WHAT IS NEEDED: Reproduce each line that includes the word "CATL".

(Records from a collection of figures)
* * * * *

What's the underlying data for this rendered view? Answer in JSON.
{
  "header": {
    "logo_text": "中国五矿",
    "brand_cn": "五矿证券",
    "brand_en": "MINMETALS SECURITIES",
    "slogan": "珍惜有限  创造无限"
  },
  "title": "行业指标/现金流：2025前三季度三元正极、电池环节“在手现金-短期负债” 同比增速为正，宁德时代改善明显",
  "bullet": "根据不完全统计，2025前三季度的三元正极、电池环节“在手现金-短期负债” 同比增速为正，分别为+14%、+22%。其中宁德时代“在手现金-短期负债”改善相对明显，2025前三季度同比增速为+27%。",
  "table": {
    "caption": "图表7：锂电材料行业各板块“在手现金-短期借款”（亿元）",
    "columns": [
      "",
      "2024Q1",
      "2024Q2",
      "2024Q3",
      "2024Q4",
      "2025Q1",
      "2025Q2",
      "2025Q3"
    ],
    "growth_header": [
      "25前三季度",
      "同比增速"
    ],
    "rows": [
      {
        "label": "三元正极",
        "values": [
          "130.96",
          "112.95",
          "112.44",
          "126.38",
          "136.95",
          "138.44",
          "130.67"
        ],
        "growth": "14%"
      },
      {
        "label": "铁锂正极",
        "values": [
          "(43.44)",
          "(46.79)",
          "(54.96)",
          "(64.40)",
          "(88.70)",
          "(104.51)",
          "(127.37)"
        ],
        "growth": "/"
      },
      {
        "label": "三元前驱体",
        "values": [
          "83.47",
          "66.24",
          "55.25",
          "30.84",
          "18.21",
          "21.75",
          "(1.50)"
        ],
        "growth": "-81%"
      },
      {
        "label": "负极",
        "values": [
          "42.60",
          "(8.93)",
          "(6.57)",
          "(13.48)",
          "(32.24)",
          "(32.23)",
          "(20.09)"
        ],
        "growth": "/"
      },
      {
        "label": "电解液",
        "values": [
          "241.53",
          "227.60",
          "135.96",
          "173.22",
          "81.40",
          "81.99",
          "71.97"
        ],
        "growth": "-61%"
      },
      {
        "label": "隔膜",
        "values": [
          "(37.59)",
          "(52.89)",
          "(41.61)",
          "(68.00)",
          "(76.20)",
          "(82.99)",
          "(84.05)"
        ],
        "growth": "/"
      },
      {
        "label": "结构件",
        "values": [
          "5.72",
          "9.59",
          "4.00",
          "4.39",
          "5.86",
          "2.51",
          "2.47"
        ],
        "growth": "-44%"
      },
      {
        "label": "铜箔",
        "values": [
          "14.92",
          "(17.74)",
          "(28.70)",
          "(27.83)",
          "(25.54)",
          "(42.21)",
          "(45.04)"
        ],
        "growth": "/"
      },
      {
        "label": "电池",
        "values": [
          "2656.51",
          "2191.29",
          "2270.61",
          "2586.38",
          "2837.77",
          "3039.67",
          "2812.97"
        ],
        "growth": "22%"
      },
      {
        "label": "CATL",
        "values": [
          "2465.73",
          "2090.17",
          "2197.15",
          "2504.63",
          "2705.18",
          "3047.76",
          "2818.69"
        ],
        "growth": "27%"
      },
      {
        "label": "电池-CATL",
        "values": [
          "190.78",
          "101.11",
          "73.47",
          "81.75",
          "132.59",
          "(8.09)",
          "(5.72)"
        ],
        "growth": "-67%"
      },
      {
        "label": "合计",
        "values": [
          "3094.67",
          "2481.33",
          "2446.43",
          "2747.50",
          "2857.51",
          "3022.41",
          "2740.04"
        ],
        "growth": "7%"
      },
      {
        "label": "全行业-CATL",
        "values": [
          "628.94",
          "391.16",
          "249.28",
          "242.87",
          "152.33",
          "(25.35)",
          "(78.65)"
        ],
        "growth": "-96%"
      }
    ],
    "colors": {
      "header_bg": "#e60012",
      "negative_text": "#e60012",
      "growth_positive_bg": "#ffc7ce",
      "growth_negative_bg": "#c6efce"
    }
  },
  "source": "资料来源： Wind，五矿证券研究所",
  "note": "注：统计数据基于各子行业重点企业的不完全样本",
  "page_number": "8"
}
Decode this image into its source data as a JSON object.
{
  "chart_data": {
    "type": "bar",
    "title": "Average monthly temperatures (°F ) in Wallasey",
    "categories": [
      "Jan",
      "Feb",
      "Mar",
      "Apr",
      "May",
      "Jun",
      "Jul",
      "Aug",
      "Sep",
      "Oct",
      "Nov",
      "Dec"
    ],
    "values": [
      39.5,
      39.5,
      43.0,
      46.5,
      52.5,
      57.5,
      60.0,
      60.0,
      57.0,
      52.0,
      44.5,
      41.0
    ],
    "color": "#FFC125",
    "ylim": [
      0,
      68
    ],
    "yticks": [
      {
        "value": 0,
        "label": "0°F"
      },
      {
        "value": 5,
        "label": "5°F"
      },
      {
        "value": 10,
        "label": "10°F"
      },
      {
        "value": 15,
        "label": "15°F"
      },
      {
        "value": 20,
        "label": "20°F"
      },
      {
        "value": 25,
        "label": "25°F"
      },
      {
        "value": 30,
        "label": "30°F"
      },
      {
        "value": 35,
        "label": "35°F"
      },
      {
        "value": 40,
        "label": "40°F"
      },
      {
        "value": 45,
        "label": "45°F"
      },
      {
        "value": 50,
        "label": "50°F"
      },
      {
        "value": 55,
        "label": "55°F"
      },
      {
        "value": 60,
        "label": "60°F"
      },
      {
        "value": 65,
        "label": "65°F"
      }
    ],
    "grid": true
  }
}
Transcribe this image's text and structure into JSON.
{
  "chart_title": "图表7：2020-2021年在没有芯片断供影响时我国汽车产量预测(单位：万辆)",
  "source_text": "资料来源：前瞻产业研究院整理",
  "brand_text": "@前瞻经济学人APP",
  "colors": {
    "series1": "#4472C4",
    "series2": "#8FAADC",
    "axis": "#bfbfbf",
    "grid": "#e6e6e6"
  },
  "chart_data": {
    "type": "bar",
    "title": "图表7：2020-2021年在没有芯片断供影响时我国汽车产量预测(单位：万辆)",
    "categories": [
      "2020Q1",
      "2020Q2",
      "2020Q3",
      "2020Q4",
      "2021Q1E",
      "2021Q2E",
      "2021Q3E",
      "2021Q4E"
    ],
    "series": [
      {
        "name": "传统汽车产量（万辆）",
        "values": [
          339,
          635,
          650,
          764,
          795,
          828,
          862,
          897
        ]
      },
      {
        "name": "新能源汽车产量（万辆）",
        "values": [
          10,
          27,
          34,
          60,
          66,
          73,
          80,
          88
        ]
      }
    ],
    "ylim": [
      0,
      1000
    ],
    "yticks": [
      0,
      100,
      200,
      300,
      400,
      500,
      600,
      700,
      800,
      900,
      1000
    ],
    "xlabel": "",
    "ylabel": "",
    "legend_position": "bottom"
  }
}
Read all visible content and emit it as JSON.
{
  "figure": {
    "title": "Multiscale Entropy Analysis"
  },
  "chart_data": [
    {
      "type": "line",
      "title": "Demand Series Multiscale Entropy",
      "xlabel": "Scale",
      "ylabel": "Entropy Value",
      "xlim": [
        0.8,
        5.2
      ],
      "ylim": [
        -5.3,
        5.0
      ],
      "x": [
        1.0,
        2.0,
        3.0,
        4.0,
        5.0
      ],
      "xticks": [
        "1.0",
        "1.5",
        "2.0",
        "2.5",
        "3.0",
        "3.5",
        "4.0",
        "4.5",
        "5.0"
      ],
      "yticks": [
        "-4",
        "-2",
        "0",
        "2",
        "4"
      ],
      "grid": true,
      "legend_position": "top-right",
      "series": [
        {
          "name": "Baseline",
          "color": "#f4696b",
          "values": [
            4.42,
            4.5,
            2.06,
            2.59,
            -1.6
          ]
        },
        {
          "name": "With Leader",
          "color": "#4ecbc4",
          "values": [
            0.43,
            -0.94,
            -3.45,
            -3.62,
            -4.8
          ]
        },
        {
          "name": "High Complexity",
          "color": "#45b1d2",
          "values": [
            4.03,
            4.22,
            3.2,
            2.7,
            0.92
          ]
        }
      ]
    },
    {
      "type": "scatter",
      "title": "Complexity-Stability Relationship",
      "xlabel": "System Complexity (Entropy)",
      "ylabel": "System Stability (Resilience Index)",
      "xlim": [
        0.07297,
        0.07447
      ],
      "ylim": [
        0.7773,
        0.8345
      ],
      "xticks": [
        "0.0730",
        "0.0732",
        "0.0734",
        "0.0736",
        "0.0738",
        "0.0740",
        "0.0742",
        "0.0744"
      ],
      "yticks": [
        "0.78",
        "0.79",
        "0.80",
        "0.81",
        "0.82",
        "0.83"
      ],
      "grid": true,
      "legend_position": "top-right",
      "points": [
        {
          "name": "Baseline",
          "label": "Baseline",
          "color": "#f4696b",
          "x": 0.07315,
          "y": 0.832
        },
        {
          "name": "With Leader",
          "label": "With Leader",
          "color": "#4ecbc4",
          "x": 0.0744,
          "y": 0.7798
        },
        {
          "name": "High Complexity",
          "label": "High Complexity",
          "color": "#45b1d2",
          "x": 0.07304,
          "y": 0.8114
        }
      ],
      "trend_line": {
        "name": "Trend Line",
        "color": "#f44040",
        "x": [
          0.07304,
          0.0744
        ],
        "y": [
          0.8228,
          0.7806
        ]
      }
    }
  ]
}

* * * * *

REPLY:
        "label": "CATL",
        "label": "电池-CATL",
        "label": "全行业-CATL",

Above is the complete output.